• PROVIDED PASSAGE:
The Extreme Drug Resistant (EDR) Assay
Fresh tumor specimens are mechanically and enzymatically disaggregated into single cells and small cellular aggregates and cultured in a cellular proliferation assay described previously in detail.⁷ Tumor cultures were exposed to single chemotherapeutic agents: cisplatin, carboplatin, etoposide, doxorubicin, topotecan, paclitaxel, docetaxel, vinorelbine, or gemcitabine in duplicate or triplicate assays at final concentrations 5 to 10 times higher than expected in vivo peak plasma levels. After a 72-hour exposure, 5 µCi of ³H-thymidine (Amersham Biosciences, Piscataway, NJ) is added and incubation is continued for an additional 48 hours. Cell suspensions are harvested and cellular proliferation is determined by ³H-thymidine incorporation into DNA and measured by scintillation counting (Beckman-Coulter, Inc, Fullerton, Calif). Positive controls (supralethal cisplatin resulting in 100% cell death) prepared in duplicate and negative controls (media exposed only) prepared in quadruplicate are used to determine the percent colony inhibition (PCI) by an individual drug compared with media-exposed cultures correcting for positive controls.

From a historical database of over 140,000 human tumors of varied histologic type submitted for the EDR assay, the PCI values are compared with the median PCI of the entire population for any given drug tested. Tumors exhibiting PCI values 1 SD above the population median are defined as low drug resistant (LDR); tumors with PCI values between the population median and 1 SD below the median are defined as intermediate drug resistant (IDR); and tumors with PCI values that are 1 SD below the median PCI are defined as EDR.

DNA Ploidy and S-phase Analyses by Flow Cytometry
Analyses were performed on nuclear suspensions prepared from fresh tissue as described¹² using a Becton-Dickenson FACScan flow cytometer (Becton-Dickinson, Franklin Lakes, NJ) with DNA cell cycle and S-phase parameters programmed with ModFit LT software (Variety Software House, Inc, Topsham, Maine).

Immunohistochemistry
From paraffin-embedded tissue sections, both mutant and wild-type isoforms of p53 were detected with the DO-1 monoclonal antibody (Santa Cruz Biotechnology, Inc, Santa Cruz, Calif) followed by automated immunostaining on a Ventana Benchmark (Vantana Medical Systems, Inc, Tucson, Ariz) or the BioGenex i6000 (BioGenix, Inc, San Ramon, Calif) instrument. The 3,3'-diaminobenzidine/horse radish peroxidase reagent (Genetex, Inc, San Antonio, Tex) was used for secondary detection. Positive staining was defined as more than 20% of cells exhibiting nuclear staining.¹³

Automated measurement of EGFR expression was detected with the 31G7 monoclonal antibody (Invitrogen Corp, Carlsbad, Calif) after antigen retrieval with 0.25% trypsin. Positive staining was defined by calculating the histoscore, which equals the product of the percent EGFR positive cells times the staining intensity scored on a scale from zero (no staining) to 3 (intense staining) as described.¹⁴ An EGFR histoscore of 120 or more is considered positive.

• SUPPLIED INFORMATION:

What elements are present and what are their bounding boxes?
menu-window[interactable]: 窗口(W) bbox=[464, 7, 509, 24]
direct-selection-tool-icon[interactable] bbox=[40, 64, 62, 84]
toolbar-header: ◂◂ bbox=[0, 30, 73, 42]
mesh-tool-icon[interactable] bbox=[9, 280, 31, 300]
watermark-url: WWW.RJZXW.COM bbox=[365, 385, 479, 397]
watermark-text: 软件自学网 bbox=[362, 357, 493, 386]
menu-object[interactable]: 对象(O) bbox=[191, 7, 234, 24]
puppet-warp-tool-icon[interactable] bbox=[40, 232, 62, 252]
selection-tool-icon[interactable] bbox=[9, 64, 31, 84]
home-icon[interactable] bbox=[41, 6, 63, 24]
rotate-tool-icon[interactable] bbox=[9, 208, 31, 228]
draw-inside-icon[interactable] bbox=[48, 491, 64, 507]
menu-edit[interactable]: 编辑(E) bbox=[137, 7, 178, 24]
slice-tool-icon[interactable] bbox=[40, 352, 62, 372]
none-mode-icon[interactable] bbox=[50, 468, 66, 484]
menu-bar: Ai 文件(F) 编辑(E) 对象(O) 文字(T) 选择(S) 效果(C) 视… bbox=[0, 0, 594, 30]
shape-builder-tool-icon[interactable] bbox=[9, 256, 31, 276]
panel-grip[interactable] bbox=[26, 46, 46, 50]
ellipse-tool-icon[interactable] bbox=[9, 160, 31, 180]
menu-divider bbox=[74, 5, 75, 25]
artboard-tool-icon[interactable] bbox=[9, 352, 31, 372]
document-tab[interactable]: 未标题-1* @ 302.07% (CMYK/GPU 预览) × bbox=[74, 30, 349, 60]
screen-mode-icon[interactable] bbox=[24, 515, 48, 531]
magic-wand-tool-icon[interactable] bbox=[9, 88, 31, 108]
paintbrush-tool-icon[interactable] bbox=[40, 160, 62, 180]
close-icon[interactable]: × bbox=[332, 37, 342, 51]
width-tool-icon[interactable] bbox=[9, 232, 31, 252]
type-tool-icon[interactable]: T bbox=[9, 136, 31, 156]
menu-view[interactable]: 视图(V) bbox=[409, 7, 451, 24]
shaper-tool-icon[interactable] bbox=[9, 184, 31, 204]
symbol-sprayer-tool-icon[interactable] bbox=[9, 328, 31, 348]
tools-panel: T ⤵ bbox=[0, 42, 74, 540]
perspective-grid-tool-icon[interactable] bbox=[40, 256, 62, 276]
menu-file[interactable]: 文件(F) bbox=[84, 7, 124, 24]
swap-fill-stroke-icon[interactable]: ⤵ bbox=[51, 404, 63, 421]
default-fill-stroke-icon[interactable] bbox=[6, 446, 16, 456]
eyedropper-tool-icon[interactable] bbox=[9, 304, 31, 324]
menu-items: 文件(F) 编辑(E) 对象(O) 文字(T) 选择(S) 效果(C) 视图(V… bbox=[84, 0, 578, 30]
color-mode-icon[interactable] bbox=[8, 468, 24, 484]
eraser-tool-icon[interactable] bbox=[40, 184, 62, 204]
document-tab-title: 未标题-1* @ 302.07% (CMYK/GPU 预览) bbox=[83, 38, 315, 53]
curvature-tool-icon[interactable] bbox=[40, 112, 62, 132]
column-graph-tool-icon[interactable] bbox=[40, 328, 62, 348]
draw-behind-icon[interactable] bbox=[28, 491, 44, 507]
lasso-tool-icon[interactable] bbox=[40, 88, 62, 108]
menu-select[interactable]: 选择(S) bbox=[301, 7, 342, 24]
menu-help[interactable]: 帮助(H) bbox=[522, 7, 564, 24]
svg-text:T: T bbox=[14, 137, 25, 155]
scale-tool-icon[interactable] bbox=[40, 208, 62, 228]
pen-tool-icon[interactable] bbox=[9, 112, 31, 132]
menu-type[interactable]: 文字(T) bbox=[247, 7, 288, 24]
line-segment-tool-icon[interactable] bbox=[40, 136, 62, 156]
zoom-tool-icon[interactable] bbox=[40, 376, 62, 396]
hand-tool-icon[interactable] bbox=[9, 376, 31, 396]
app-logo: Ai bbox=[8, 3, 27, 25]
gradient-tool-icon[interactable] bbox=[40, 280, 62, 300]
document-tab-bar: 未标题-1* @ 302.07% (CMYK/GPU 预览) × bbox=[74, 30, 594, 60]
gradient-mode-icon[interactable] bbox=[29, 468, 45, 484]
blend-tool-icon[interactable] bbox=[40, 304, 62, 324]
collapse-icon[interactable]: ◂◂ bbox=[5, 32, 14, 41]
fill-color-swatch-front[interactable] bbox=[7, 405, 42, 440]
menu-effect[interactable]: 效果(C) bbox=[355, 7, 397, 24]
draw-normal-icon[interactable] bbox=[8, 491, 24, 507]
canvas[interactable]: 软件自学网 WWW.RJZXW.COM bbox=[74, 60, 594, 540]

• WHAT NEEDS TO BE DONE:
Please reproduce the part of the tumor assay methods text above, starting with "Automated measurement of" and going on through "is considered positive.".

• ANSWER FOR THE TASK:
Automated measurement of EGFR expression was detected with the 31G7 monoclonal antibody (Invitrogen Corp, Carlsbad, Calif) after antigen retrieval with 0.25% trypsin. Positive staining was defined by calculating the histoscore, which equals the product of the percent EGFR positive cells times the staining intensity scored on a scale from zero (no staining) to 3 (intense staining) as described.¹⁴ An EGFR histoscore of 120 or more is considered positive.